[Records from a data source]
■ ■ ■
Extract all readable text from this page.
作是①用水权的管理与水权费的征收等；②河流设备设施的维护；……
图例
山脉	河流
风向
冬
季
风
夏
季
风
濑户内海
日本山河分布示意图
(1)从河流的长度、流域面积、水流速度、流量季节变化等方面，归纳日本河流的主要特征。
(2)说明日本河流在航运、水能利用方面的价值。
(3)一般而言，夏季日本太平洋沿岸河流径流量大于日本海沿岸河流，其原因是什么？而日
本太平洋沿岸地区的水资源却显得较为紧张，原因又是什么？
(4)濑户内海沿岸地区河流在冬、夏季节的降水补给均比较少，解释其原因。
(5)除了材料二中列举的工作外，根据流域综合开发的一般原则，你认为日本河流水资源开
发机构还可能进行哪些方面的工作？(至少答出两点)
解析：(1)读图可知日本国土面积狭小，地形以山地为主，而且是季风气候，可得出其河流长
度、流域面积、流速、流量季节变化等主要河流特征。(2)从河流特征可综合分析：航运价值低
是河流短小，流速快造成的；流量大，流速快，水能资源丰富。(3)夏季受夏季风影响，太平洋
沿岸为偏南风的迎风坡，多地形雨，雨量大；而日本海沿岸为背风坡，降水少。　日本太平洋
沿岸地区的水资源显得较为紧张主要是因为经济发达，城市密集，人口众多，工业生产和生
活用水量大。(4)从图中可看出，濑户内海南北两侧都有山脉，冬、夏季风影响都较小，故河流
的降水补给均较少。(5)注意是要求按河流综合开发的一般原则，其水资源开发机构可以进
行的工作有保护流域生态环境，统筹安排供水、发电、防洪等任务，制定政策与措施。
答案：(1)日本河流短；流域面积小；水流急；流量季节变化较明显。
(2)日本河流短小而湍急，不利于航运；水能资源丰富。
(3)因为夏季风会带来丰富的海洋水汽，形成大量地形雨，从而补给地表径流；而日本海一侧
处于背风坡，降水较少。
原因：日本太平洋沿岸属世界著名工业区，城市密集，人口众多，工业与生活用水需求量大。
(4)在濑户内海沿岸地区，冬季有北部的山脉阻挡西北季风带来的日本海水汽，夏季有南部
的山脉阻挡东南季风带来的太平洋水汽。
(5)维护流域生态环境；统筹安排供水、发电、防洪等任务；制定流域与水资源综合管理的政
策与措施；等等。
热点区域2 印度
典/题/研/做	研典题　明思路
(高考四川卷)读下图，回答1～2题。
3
■ ■ ■
To be done: Which lines include "人口众多"? Copy each of them out.

The reply:
沿岸地区的水资源显得较为紧张主要是因为经济发达，城市密集，人口众多，工业生产和生
原因：日本太平洋沿岸属世界著名工业区，城市密集，人口众多，工业与生活用水需求量大。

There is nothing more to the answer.